— start of The data —

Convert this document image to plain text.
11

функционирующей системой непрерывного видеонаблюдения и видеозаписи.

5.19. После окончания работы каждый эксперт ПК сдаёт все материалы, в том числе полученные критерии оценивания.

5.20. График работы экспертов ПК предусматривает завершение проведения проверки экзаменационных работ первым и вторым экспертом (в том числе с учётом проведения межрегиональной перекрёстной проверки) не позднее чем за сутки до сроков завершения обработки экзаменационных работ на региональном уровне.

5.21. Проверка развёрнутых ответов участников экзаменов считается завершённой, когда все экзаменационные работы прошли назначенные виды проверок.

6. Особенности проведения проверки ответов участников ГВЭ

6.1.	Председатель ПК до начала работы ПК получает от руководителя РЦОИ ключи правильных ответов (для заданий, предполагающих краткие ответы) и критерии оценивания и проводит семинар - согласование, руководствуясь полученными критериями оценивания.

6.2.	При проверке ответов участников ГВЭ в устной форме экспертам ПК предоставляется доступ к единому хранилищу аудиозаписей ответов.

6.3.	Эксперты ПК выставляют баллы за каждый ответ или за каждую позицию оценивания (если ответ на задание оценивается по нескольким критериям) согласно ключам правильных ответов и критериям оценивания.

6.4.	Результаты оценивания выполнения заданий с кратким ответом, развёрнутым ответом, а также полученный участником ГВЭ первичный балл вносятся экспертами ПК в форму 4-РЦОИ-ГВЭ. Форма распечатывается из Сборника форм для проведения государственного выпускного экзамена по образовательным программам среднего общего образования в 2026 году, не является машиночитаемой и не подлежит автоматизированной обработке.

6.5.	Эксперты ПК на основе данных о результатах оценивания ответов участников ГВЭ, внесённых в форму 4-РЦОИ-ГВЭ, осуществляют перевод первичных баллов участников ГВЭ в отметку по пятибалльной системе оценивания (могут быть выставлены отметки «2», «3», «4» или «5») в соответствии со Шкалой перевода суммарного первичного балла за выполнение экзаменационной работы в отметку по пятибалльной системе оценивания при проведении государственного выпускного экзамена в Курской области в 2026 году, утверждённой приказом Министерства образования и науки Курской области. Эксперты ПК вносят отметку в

— end of The data —

What is asked:
Your task is to print the whole listing again exactly.

Solution below:
Convert this document image to plain text.
11

функционирующей системой непрерывного видеонаблюдения и видеозаписи.

5.19. После окончания работы каждый эксперт ПК сдаёт все материалы, в том числе полученные критерии оценивания.

5.20. График работы экспертов ПК предусматривает завершение проведения проверки экзаменационных работ первым и вторым экспертом (в том числе с учётом проведения межрегиональной перекрёстной проверки) не позднее чем за сутки до сроков завершения обработки экзаменационных работ на региональном уровне.

5.21. Проверка развёрнутых ответов участников экзаменов считается завершённой, когда все экзаменационные работы прошли назначенные виды проверок.

6. Особенности проведения проверки ответов участников ГВЭ

6.1.	Председатель ПК до начала работы ПК получает от руководителя РЦОИ ключи правильных ответов (для заданий, предполагающих краткие ответы) и критерии оценивания и проводит семинар - согласование, руководствуясь полученными критериями оценивания.

6.2.	При проверке ответов участников ГВЭ в устной форме экспертам ПК предоставляется доступ к единому хранилищу аудиозаписей ответов.

6.3.	Эксперты ПК выставляют баллы за каждый ответ или за каждую позицию оценивания (если ответ на задание оценивается по нескольким критериям) согласно ключам правильных ответов и критериям оценивания.

6.4.	Результаты оценивания выполнения заданий с кратким ответом, развёрнутым ответом, а также полученный участником ГВЭ первичный балл вносятся экспертами ПК в форму 4-РЦОИ-ГВЭ. Форма распечатывается из Сборника форм для проведения государственного выпускного экзамена по образовательным программам среднего общего образования в 2026 году, не является машиночитаемой и не подлежит автоматизированной обработке.

6.5.	Эксперты ПК на основе данных о результатах оценивания ответов участников ГВЭ, внесённых в форму 4-РЦОИ-ГВЭ, осуществляют перевод первичных баллов участников ГВЭ в отметку по пятибалльной системе оценивания (могут быть выставлены отметки «2», «3», «4» или «5») в соответствии со Шкалой перевода суммарного первичного балла за выполнение экзаменационной работы в отметку по пятибалльной системе оценивания при проведении государственного выпускного экзамена в Курской области в 2026 году, утверждённой приказом Министерства образования и науки Курской области. Эксперты ПК вносят отметку в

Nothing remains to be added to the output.